Records from a data source

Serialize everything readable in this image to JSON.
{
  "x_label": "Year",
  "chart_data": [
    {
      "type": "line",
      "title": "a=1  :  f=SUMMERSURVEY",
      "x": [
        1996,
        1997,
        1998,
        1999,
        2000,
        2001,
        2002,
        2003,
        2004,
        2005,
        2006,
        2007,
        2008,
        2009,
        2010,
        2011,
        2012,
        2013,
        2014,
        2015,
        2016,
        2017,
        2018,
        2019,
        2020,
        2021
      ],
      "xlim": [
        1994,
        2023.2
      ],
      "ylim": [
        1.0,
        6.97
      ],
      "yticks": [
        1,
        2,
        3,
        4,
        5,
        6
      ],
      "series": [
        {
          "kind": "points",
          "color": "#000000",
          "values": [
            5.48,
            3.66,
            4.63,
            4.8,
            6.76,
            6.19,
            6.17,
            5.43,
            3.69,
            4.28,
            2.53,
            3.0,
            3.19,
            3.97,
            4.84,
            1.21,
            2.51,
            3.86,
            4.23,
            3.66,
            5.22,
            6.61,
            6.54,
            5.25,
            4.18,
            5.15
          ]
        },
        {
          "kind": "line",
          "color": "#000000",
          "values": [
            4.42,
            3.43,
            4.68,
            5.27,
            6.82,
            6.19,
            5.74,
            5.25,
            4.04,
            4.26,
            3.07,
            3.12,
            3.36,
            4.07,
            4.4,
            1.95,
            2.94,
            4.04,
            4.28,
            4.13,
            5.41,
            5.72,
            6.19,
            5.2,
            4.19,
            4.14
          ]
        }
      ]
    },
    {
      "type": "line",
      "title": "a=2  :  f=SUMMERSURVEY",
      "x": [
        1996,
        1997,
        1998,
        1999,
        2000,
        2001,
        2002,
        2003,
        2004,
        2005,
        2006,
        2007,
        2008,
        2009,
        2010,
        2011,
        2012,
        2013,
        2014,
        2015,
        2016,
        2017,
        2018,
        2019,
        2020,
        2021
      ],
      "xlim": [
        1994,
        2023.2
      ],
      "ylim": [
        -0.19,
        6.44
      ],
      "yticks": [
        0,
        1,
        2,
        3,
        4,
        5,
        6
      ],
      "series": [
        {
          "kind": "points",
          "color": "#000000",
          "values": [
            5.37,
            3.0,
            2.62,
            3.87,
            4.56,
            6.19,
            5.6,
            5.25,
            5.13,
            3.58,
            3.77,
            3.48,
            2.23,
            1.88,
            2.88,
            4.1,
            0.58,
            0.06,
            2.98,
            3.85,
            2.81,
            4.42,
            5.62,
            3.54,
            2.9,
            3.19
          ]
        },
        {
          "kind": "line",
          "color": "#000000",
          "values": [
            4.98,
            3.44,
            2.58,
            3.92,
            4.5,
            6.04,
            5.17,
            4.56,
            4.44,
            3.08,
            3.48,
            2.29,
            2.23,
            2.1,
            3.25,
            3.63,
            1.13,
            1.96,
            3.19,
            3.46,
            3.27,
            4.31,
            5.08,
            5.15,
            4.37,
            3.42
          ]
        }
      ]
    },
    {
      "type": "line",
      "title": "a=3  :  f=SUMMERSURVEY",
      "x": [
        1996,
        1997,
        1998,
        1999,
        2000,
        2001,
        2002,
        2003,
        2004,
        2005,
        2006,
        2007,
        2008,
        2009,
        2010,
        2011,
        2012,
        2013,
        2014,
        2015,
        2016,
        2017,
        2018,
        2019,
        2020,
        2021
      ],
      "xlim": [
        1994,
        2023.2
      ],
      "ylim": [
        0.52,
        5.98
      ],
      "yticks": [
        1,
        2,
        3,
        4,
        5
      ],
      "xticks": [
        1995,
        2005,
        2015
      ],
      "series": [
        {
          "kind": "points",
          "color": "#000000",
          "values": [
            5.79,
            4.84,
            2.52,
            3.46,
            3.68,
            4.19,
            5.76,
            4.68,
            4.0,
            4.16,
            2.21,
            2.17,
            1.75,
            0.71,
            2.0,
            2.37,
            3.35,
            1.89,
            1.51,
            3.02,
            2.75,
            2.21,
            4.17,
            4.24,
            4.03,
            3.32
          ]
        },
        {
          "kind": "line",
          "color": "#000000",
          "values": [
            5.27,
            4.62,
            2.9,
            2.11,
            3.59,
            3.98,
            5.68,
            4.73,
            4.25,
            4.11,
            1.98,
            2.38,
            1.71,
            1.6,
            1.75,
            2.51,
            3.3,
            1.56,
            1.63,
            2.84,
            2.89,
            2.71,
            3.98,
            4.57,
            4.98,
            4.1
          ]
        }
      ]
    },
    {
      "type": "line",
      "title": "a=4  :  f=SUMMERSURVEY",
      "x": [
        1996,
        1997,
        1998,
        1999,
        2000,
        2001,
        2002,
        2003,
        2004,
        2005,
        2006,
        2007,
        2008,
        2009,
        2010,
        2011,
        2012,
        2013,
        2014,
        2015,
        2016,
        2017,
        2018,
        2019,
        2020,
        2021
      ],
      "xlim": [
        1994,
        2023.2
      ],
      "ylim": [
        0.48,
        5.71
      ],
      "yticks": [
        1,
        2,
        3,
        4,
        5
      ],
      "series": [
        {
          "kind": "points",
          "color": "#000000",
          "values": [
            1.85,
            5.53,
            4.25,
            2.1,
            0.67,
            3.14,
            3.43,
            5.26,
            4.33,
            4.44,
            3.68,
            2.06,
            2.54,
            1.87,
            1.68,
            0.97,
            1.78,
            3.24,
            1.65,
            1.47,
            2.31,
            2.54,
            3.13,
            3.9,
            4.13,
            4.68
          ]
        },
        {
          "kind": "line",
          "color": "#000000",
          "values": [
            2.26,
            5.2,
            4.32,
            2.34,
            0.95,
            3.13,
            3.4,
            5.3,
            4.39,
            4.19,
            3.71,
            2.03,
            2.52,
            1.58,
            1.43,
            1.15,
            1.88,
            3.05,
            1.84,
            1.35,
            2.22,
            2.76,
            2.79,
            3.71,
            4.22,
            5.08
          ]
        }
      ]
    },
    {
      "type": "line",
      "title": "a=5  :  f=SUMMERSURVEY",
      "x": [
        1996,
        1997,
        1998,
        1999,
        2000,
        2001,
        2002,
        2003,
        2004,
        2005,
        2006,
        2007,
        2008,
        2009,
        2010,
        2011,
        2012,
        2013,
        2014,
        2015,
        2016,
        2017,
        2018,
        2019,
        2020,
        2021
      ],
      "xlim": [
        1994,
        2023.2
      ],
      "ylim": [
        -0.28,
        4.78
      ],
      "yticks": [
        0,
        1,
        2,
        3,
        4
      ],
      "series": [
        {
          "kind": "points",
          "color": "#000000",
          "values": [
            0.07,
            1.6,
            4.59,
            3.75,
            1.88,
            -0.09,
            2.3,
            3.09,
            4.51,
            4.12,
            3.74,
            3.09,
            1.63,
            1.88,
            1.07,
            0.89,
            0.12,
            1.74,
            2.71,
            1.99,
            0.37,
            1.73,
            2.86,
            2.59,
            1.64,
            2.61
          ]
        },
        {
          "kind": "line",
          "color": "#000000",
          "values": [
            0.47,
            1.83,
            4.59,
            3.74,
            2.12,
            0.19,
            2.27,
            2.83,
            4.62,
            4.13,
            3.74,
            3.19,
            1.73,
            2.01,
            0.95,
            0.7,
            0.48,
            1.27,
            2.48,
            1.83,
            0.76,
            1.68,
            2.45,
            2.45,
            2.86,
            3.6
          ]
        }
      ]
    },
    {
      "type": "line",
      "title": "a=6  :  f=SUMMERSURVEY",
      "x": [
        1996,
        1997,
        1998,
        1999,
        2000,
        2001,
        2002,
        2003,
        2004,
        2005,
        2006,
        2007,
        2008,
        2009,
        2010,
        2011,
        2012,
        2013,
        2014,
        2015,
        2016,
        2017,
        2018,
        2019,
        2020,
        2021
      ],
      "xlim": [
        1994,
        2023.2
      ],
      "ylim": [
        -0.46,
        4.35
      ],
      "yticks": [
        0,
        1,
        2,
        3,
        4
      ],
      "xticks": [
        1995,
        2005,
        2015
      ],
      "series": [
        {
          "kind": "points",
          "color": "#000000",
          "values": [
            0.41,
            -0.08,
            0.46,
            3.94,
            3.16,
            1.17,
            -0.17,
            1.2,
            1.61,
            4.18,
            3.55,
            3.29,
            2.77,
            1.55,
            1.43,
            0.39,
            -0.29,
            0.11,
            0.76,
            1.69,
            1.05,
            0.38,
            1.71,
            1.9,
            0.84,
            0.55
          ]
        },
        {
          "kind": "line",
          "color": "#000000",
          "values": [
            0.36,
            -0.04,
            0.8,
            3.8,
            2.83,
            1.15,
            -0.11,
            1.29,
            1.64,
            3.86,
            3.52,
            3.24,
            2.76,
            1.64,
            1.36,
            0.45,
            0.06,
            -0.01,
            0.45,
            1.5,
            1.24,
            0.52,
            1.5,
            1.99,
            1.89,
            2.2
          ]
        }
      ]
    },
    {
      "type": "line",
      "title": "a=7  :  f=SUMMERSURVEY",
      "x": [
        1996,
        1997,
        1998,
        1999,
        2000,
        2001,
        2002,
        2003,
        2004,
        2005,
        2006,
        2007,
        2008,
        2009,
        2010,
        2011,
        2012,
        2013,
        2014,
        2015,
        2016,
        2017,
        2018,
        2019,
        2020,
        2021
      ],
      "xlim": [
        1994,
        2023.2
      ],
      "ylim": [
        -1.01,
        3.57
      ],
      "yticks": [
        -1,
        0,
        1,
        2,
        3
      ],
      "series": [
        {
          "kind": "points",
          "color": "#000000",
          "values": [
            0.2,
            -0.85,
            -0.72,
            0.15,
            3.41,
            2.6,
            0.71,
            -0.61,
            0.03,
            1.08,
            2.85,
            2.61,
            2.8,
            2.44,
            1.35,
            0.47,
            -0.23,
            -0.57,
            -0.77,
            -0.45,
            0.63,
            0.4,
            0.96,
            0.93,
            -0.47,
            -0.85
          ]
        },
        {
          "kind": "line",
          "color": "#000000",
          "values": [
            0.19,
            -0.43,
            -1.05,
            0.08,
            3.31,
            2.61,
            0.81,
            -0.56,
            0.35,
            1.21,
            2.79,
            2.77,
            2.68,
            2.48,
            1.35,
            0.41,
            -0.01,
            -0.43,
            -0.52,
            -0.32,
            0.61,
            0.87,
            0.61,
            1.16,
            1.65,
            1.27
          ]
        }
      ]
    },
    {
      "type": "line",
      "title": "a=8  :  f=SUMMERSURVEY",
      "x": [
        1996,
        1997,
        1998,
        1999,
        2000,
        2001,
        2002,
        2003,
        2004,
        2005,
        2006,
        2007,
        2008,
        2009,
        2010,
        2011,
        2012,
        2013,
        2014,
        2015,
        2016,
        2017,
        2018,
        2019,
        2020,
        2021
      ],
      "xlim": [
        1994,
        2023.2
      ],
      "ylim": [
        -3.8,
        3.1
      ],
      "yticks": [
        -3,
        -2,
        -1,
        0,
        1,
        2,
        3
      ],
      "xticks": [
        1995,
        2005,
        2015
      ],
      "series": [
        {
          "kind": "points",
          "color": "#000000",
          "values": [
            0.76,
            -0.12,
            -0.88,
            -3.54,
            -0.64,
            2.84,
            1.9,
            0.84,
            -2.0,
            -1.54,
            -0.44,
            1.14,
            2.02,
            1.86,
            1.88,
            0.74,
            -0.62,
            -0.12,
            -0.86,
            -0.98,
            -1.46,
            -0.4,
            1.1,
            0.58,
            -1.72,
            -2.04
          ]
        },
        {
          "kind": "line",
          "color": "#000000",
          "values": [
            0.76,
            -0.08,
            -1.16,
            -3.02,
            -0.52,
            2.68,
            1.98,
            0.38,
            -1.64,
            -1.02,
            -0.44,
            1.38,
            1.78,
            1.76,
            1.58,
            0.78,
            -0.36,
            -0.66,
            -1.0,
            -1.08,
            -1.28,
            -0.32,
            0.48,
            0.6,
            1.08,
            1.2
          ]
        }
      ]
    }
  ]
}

> [Instructions to follow]: Determine how many lines of the listing hold the word "SUMMERSURVEY" and reply with that figure alone.

> [Exercise output]: 8